TASK OBJECTIVE ▸
Pull every line containing the word "recommended" out of the material below.

────────

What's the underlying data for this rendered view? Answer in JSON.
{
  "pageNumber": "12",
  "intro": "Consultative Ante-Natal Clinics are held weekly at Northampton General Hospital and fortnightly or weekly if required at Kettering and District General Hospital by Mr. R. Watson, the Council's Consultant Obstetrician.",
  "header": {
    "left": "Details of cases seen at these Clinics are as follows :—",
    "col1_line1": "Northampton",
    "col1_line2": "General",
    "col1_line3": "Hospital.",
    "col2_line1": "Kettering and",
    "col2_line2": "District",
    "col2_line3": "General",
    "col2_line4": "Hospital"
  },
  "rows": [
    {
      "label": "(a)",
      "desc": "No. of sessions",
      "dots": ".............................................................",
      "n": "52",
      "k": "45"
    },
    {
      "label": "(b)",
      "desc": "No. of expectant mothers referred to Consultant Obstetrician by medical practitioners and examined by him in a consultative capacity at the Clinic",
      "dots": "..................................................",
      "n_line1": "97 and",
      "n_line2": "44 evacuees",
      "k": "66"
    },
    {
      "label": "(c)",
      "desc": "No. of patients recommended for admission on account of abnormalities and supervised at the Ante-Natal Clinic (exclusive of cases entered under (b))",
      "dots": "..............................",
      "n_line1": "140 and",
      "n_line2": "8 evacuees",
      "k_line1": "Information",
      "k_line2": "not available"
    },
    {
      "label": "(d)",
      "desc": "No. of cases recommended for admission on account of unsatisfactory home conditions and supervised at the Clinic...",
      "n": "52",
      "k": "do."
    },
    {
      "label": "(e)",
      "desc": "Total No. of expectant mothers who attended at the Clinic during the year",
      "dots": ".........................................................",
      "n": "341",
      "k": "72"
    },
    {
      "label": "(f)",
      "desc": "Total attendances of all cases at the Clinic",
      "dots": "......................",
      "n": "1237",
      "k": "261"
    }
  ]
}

────────

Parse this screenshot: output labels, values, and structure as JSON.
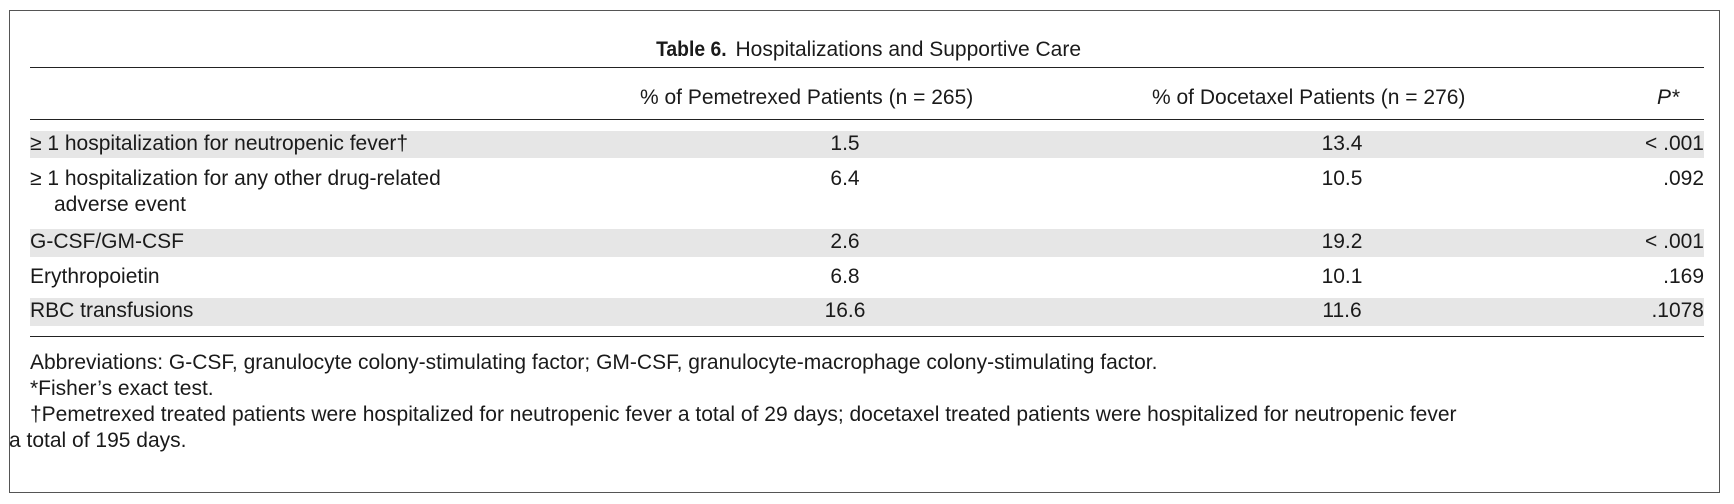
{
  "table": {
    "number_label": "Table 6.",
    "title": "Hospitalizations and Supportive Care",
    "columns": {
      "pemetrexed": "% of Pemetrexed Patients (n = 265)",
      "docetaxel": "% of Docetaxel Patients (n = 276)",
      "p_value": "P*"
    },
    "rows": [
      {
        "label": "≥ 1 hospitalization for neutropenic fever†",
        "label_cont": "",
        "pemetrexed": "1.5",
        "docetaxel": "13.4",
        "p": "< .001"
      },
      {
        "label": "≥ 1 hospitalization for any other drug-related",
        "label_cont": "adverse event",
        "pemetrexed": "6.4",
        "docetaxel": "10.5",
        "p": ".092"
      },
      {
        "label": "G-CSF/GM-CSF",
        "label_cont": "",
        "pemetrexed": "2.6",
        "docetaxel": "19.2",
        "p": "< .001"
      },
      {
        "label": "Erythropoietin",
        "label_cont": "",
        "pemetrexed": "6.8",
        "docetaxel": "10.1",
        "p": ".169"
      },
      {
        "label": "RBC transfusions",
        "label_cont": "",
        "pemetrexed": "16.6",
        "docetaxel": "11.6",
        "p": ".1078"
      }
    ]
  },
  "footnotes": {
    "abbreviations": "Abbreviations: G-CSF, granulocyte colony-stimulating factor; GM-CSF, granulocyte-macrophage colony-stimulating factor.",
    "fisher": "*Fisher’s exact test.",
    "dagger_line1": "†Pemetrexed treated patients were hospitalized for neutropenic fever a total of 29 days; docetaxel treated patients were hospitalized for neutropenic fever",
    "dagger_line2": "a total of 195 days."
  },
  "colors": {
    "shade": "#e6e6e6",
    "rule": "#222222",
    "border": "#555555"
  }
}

────────

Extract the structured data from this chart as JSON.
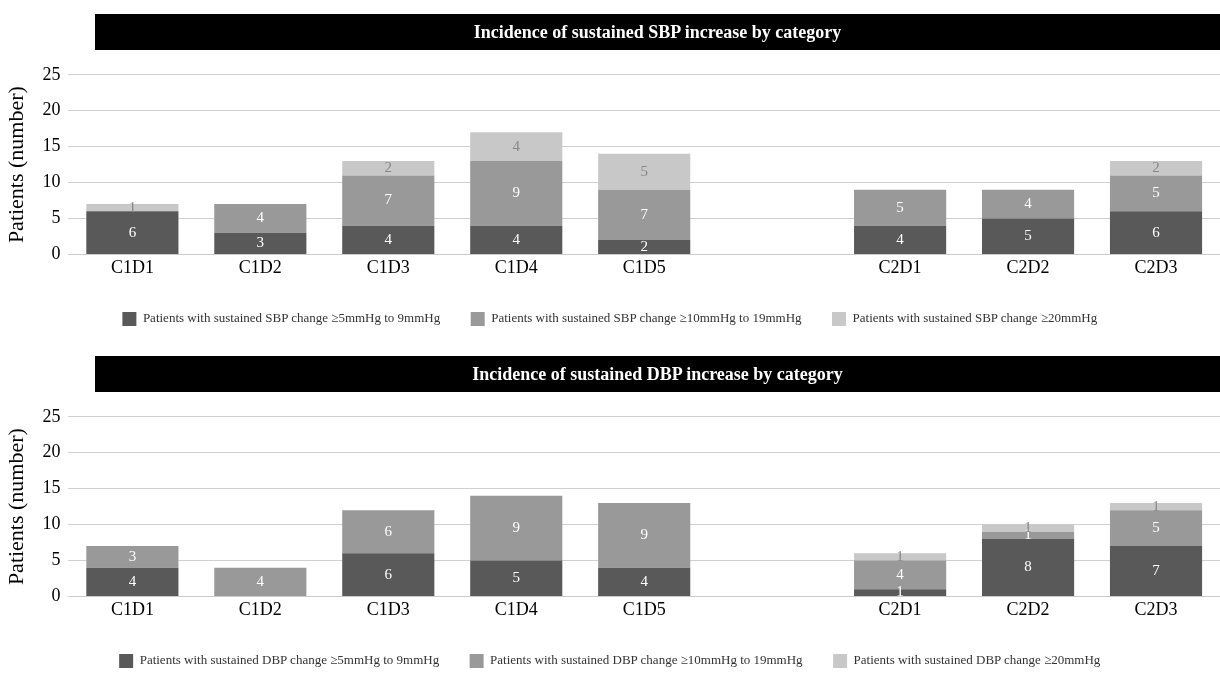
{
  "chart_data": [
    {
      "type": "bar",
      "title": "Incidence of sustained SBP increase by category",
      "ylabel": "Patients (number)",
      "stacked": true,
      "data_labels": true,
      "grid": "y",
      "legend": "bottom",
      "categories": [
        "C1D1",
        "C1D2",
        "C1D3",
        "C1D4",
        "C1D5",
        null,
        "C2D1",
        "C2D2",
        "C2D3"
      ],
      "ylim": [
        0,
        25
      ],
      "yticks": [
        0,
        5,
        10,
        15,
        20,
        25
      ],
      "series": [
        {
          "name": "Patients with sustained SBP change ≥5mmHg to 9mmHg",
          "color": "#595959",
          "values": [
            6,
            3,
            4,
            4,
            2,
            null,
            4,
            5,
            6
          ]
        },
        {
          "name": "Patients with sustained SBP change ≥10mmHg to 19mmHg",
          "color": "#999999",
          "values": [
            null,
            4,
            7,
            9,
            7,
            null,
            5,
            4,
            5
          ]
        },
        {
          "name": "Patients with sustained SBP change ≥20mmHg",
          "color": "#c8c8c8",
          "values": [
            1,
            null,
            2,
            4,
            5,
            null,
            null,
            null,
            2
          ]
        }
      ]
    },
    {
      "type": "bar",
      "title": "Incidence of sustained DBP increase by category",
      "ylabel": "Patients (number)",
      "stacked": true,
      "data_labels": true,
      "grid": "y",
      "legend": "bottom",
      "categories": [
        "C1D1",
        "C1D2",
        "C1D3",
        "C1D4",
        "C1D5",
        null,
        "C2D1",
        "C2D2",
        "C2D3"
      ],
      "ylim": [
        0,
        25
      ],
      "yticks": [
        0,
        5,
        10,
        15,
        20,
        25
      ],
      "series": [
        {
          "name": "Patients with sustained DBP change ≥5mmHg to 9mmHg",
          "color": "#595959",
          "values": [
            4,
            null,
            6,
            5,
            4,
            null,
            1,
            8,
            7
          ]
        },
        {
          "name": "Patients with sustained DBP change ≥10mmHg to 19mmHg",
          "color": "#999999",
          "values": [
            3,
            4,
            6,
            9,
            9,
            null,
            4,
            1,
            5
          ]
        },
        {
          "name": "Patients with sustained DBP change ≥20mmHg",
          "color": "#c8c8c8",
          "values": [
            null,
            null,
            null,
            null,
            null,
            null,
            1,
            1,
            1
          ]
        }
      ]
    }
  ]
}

────────

RESULT OF THE TASK ▸
      "desc": "No. of patients recommended for admission on account of abnormalities and supervised at the Ante-Natal Clinic (exclusive of cases entered under (b))",
      "desc": "No. of cases recommended for admission on account of unsatisfactory home conditions and supervised at the Clinic...",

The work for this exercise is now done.